| Do this |
Both ends included, set down the lines from the line containing "Convert this chart" through the last line of the records below, without pictures.

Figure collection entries
---

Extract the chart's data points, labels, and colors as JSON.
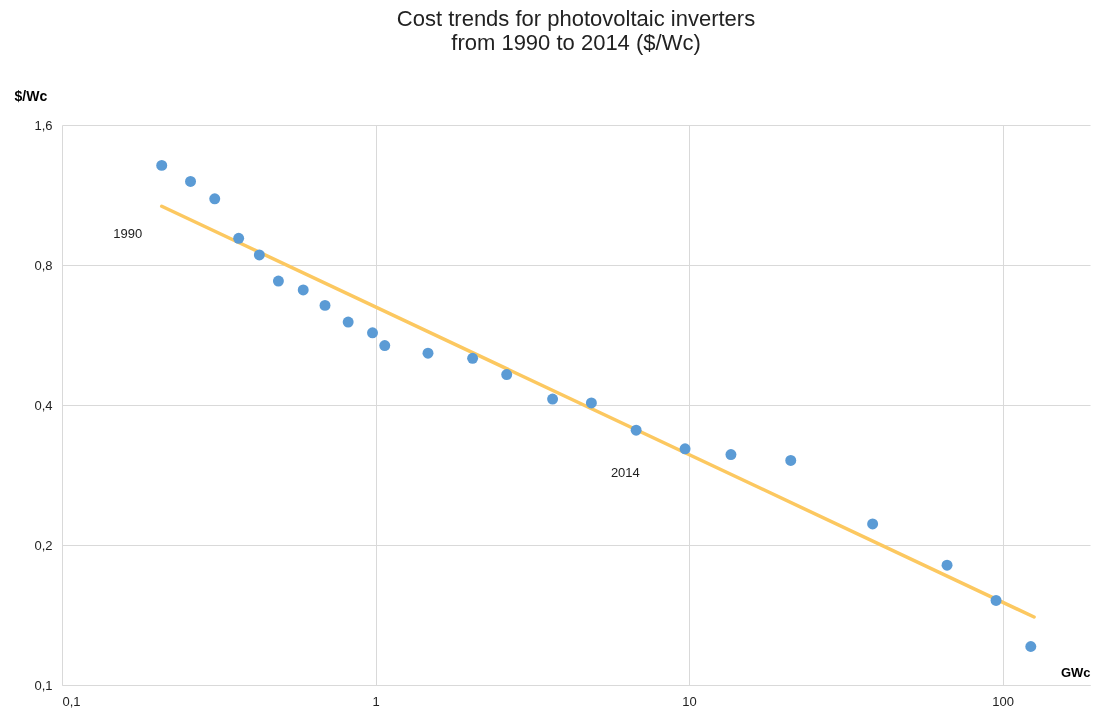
{
  "chart_data": {
    "type": "scatter",
    "title": "Cost trends for photovoltaic inverters\nfrom 1990 to 2014 ($/Wc)",
    "xlabel": "GWc",
    "ylabel": "$/Wc",
    "log": "xy",
    "grid": true,
    "xlim": [
      0.1,
      190
    ],
    "xticks": [
      {
        "value": 0.1,
        "label": "0,1"
      },
      1,
      10,
      100
    ],
    "ylim": [
      0.1,
      1.6
    ],
    "yticks": [
      {
        "value": 0.1,
        "label": "0,1"
      },
      {
        "value": 0.2,
        "label": "0,2"
      },
      {
        "value": 0.4,
        "label": "0,4"
      },
      {
        "value": 0.8,
        "label": "0,8"
      },
      {
        "value": 1.6,
        "label": "1,6"
      }
    ],
    "series": [
      {
        "color": "#5b9bd5",
        "marker": "circle",
        "x": [
          0.208,
          0.257,
          0.307,
          0.366,
          0.426,
          0.49,
          0.588,
          0.69,
          0.818,
          0.978,
          1.07,
          1.47,
          2.04,
          2.62,
          3.67,
          4.88,
          6.78,
          9.71,
          13.6,
          21.1,
          38.5,
          66.5,
          95.3,
          123
        ],
        "values": [
          1.31,
          1.21,
          1.11,
          0.913,
          0.841,
          0.739,
          0.707,
          0.655,
          0.603,
          0.572,
          0.537,
          0.517,
          0.504,
          0.465,
          0.412,
          0.404,
          0.353,
          0.322,
          0.313,
          0.304,
          0.222,
          0.181,
          0.152,
          0.121
        ]
      },
      {
        "type": "line",
        "marker": "none",
        "color": "#fcc860",
        "x": [
          0.208,
          126
        ],
        "values": [
          1.07,
          0.14
        ]
      }
    ],
    "annotations": [
      "1990",
      "2014"
    ]
  }
}
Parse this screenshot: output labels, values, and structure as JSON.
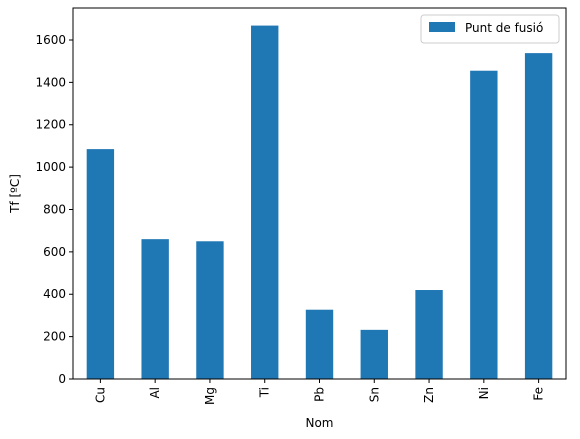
{
  "chart_data": {
    "type": "bar",
    "categories": [
      "Cu",
      "Al",
      "Mg",
      "Ti",
      "Pb",
      "Sn",
      "Zn",
      "Ni",
      "Fe"
    ],
    "series": [
      {
        "name": "Punt de fusió",
        "values": [
          1085,
          660,
          650,
          1668,
          327,
          232,
          420,
          1455,
          1538
        ],
        "color": "#1f77b4"
      }
    ],
    "xlabel": "Nom",
    "ylabel": "Tf  [ºC]",
    "ylim": [
      0,
      1751
    ],
    "yticks": [
      0,
      200,
      400,
      600,
      800,
      1000,
      1200,
      1400,
      1600
    ],
    "legend_position": "top-right",
    "grid": false
  }
}
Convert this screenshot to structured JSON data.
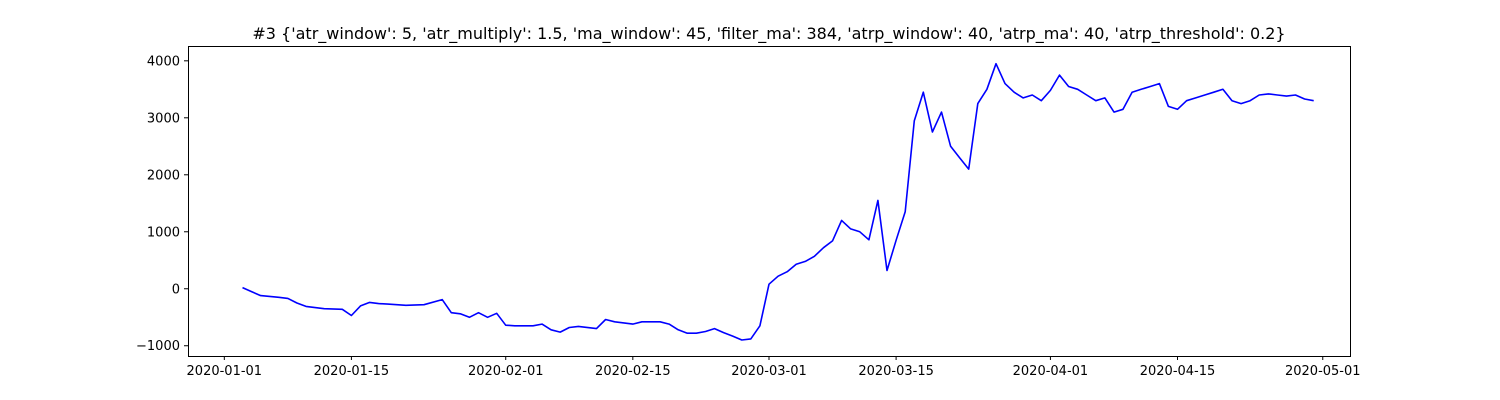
{
  "chart_data": {
    "type": "line",
    "title": "#3 {'atr_window': 5, 'atr_multiply': 1.5, 'ma_window': 45, 'filter_ma': 384, 'atrp_window': 40, 'atrp_ma': 40, 'atrp_threshold': 0.2}",
    "xlabel": "",
    "ylabel": "",
    "xlim": [
      "2019-12-28",
      "2020-05-04"
    ],
    "ylim": [
      -1180,
      4260
    ],
    "grid": false,
    "x_ticks": [
      "2020-01-01",
      "2020-01-15",
      "2020-02-01",
      "2020-02-15",
      "2020-03-01",
      "2020-03-15",
      "2020-04-01",
      "2020-04-15",
      "2020-05-01"
    ],
    "y_ticks": [
      -1000,
      0,
      1000,
      2000,
      3000,
      4000
    ],
    "series": [
      {
        "color": "#0000ff",
        "x": [
          "2020-01-03",
          "2020-01-04",
          "2020-01-05",
          "2020-01-07",
          "2020-01-08",
          "2020-01-09",
          "2020-01-10",
          "2020-01-12",
          "2020-01-14",
          "2020-01-15",
          "2020-01-16",
          "2020-01-17",
          "2020-01-18",
          "2020-01-19",
          "2020-01-21",
          "2020-01-23",
          "2020-01-25",
          "2020-01-26",
          "2020-01-27",
          "2020-01-28",
          "2020-01-29",
          "2020-01-30",
          "2020-01-31",
          "2020-02-01",
          "2020-02-02",
          "2020-02-04",
          "2020-02-05",
          "2020-02-06",
          "2020-02-07",
          "2020-02-08",
          "2020-02-09",
          "2020-02-11",
          "2020-02-12",
          "2020-02-13",
          "2020-02-14",
          "2020-02-15",
          "2020-02-16",
          "2020-02-18",
          "2020-02-19",
          "2020-02-20",
          "2020-02-21",
          "2020-02-22",
          "2020-02-23",
          "2020-02-24",
          "2020-02-25",
          "2020-02-26",
          "2020-02-27",
          "2020-02-28",
          "2020-02-29",
          "2020-03-01",
          "2020-03-02",
          "2020-03-03",
          "2020-03-04",
          "2020-03-05",
          "2020-03-06",
          "2020-03-07",
          "2020-03-08",
          "2020-03-09",
          "2020-03-10",
          "2020-03-11",
          "2020-03-12",
          "2020-03-13",
          "2020-03-14",
          "2020-03-15",
          "2020-03-16",
          "2020-03-17",
          "2020-03-18",
          "2020-03-19",
          "2020-03-20",
          "2020-03-21",
          "2020-03-22",
          "2020-03-23",
          "2020-03-24",
          "2020-03-25",
          "2020-03-26",
          "2020-03-27",
          "2020-03-28",
          "2020-03-29",
          "2020-03-30",
          "2020-03-31",
          "2020-04-01",
          "2020-04-02",
          "2020-04-03",
          "2020-04-04",
          "2020-04-05",
          "2020-04-06",
          "2020-04-07",
          "2020-04-08",
          "2020-04-09",
          "2020-04-10",
          "2020-04-11",
          "2020-04-12",
          "2020-04-13",
          "2020-04-14",
          "2020-04-15",
          "2020-04-16",
          "2020-04-17",
          "2020-04-18",
          "2020-04-19",
          "2020-04-20",
          "2020-04-21",
          "2020-04-22",
          "2020-04-23",
          "2020-04-24",
          "2020-04-25",
          "2020-04-26",
          "2020-04-27",
          "2020-04-28",
          "2020-04-29",
          "2020-04-30"
        ],
        "values": [
          20,
          -50,
          -120,
          -150,
          -170,
          -250,
          -310,
          -350,
          -360,
          -470,
          -300,
          -240,
          -260,
          -270,
          -290,
          -280,
          -190,
          -420,
          -440,
          -500,
          -420,
          -500,
          -430,
          -640,
          -650,
          -650,
          -620,
          -720,
          -760,
          -680,
          -660,
          -700,
          -540,
          -580,
          -600,
          -620,
          -580,
          -580,
          -620,
          -720,
          -780,
          -780,
          -750,
          -700,
          -770,
          -830,
          -900,
          -880,
          -650,
          80,
          220,
          300,
          430,
          480,
          570,
          720,
          840,
          1200,
          1050,
          1000,
          860,
          1550,
          320,
          850,
          1350,
          2950,
          3450,
          2750,
          3100,
          2500,
          2300,
          2100,
          3250,
          3500,
          3950,
          3600,
          3450,
          3350,
          3400,
          3300,
          3480,
          3750,
          3550,
          3500,
          3400,
          3300,
          3350,
          3100,
          3150,
          3450,
          3500,
          3550,
          3600,
          3200,
          3150,
          3300,
          3350,
          3400,
          3450,
          3500,
          3300,
          3250,
          3300,
          3400,
          3420,
          3400,
          3380,
          3400,
          3330,
          3300
        ]
      }
    ]
  }
}
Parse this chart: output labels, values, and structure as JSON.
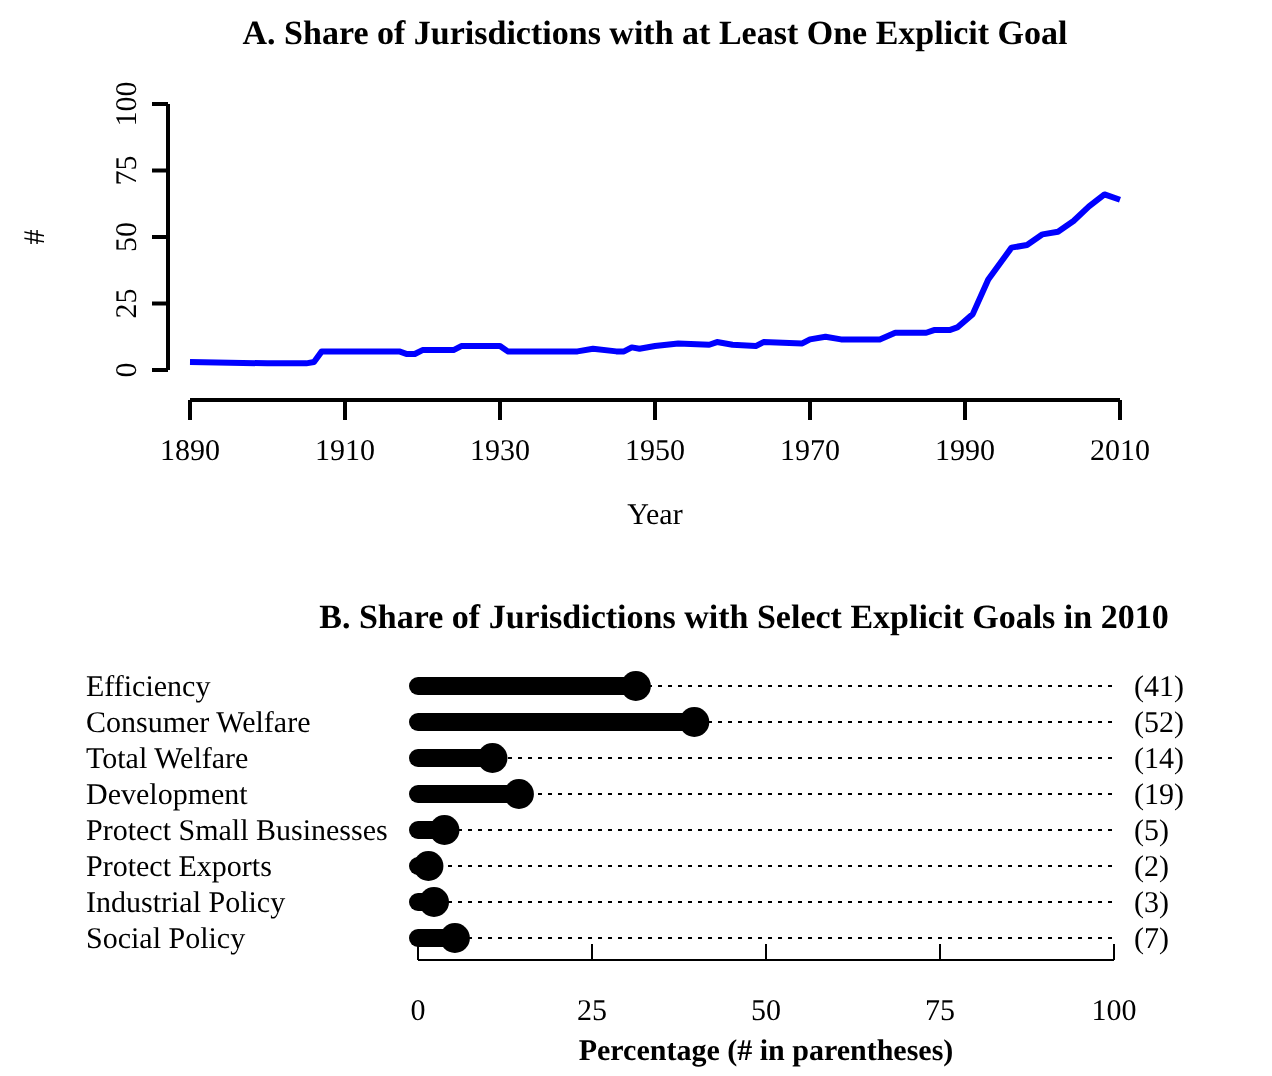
{
  "chart_data": [
    {
      "type": "line",
      "title": "A. Share of Jurisdictions with at Least One Explicit Goal",
      "xlabel": "Year",
      "ylabel": "#",
      "x": [
        1890,
        1900,
        1905,
        1906,
        1907,
        1917,
        1918,
        1919,
        1920,
        1924,
        1925,
        1930,
        1931,
        1940,
        1942,
        1945,
        1946,
        1947,
        1948,
        1950,
        1953,
        1957,
        1958,
        1960,
        1963,
        1964,
        1969,
        1970,
        1972,
        1974,
        1979,
        1981,
        1985,
        1986,
        1988,
        1989,
        1991,
        1993,
        1995,
        1996,
        1998,
        2000,
        2002,
        2004,
        2006,
        2008,
        2010
      ],
      "series": [
        {
          "color": "#0000ff",
          "values": [
            3,
            2.5,
            2.5,
            3,
            7,
            7,
            6,
            6,
            7.5,
            7.5,
            9,
            9,
            7,
            7,
            8,
            7,
            7,
            8.5,
            8,
            9,
            10,
            9.5,
            10.5,
            9.5,
            9,
            10.5,
            10,
            11.5,
            12.5,
            11.5,
            11.5,
            14,
            14,
            15,
            15,
            16,
            21,
            34,
            42,
            46,
            47,
            51,
            52,
            56,
            61.5,
            66,
            64
          ]
        }
      ],
      "xlim": [
        1890,
        2010
      ],
      "xticks": [
        1890,
        1910,
        1930,
        1950,
        1970,
        1990,
        2010
      ],
      "ylim": [
        0,
        100
      ],
      "yticks": [
        0,
        25,
        50,
        75,
        100
      ],
      "grid": false,
      "line_style": "solid"
    },
    {
      "type": "lollipop",
      "orientation": "horizontal",
      "title": "B. Share of Jurisdictions with Select Explicit Goals in 2010",
      "xlabel": "Percentage (# in parentheses)",
      "categories": [
        "Efficiency",
        "Consumer Welfare",
        "Total Welfare",
        "Development",
        "Protect Small Businesses",
        "Protect Exports",
        "Industrial Policy",
        "Social Policy"
      ],
      "values": [
        31.3,
        39.7,
        10.7,
        14.5,
        3.8,
        1.5,
        2.3,
        5.3
      ],
      "annotations": [
        "(41)",
        "(52)",
        "(14)",
        "(19)",
        "(5)",
        "(2)",
        "(3)",
        "(7)"
      ],
      "color": "#000000",
      "xlim": [
        0,
        100
      ],
      "xticks": [
        0,
        25,
        50,
        75,
        100
      ],
      "grid": "y"
    }
  ]
}
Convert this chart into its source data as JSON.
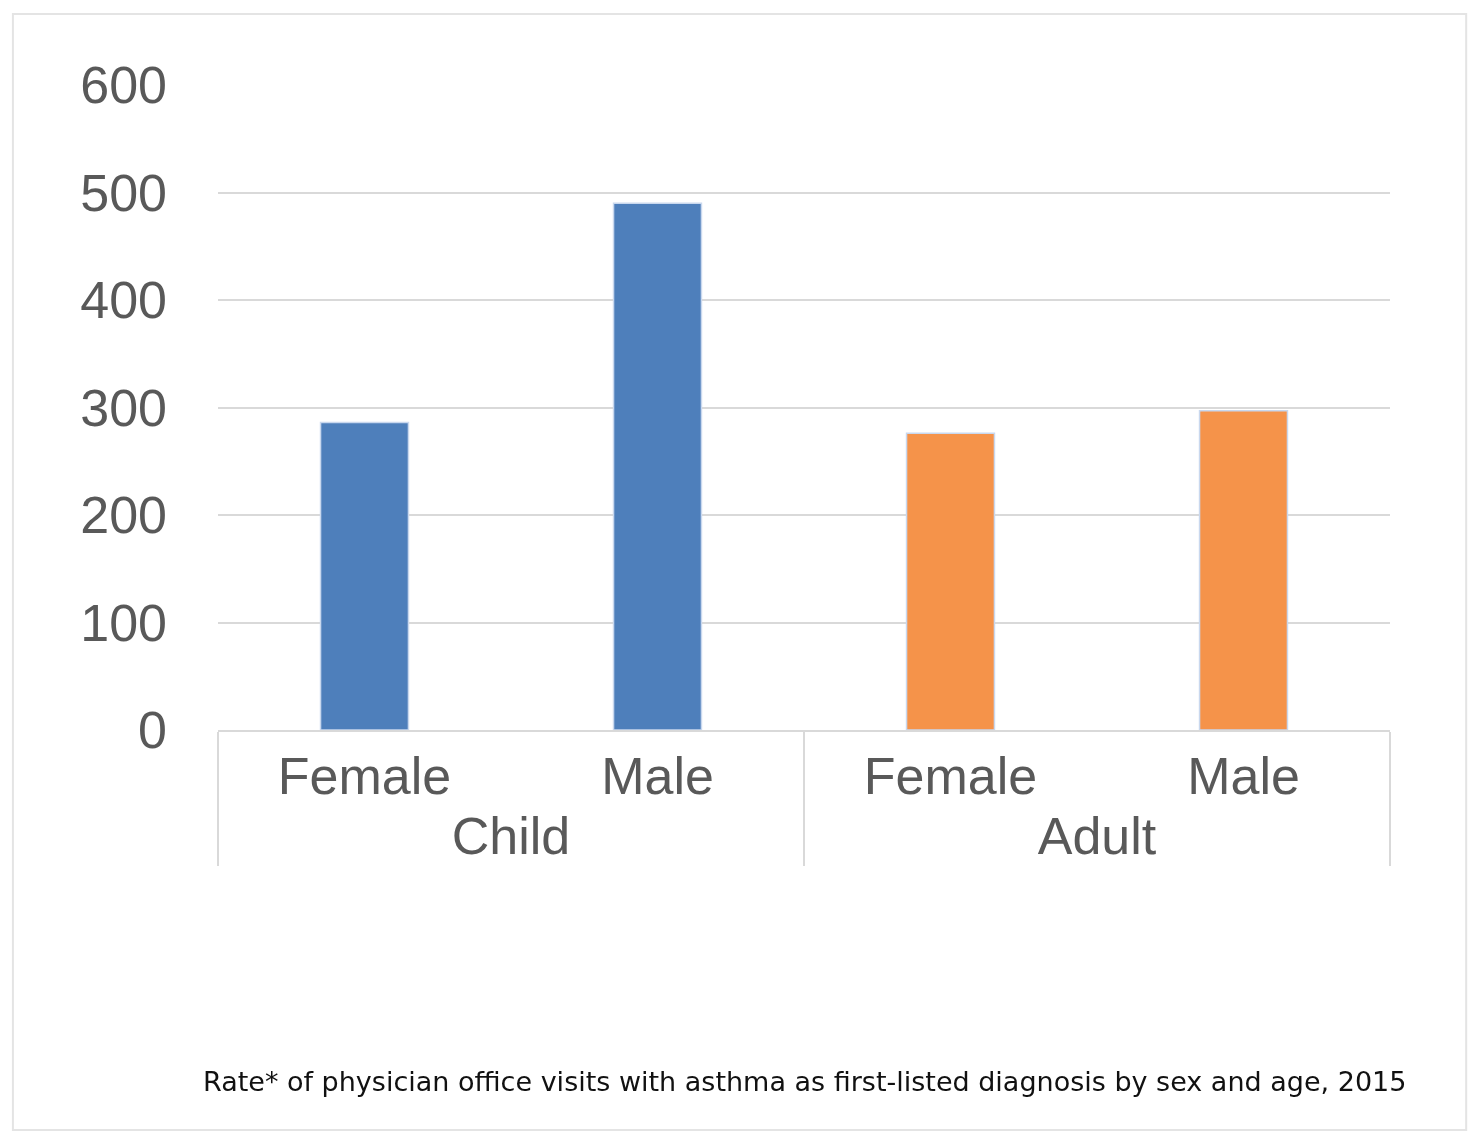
{
  "chart_data": {
    "type": "bar",
    "categories": [
      "Female",
      "Male",
      "Female",
      "Male"
    ],
    "series": [
      {
        "name": "Child",
        "color": "#4e7fbb",
        "values": [
          286,
          490,
          null,
          null
        ]
      },
      {
        "name": "Adult",
        "color": "#f5934a",
        "values": [
          null,
          null,
          276,
          297
        ]
      }
    ],
    "ylim": [
      0,
      600
    ],
    "yticks": [
      0,
      100,
      200,
      300,
      400,
      500,
      600
    ],
    "grid": "y",
    "legend": false,
    "annotations": [
      "Rate* of physician office visits with asthma as first-listed diagnosis by sex and age, 2015"
    ]
  }
}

---

| Reply |
Convert this chart into its source data as JSON.
{
  "chart_data": {
    "type": "bar",
    "categories": [
      "Female",
      "Male",
      "Female",
      "Male"
    ],
    "series": [
      {
        "name": "Child",
        "color": "#4e7fbb",
        "values": [
          286,
          490,
          null,
          null
        ]
      },
      {
        "name": "Adult",
        "color": "#f5934a",
        "values": [
          null,
          null,
          276,
          297
        ]
      }
    ],
    "ylim": [
      0,
      600
    ],
    "yticks": [
      0,
      100,
      200,
      300,
      400,
      500,
      600
    ],
    "grid": "y",
    "legend": false,
    "annotations": [
      "Rate* of physician office visits with asthma as first-listed diagnosis by sex and age, 2015"
    ]
  }
}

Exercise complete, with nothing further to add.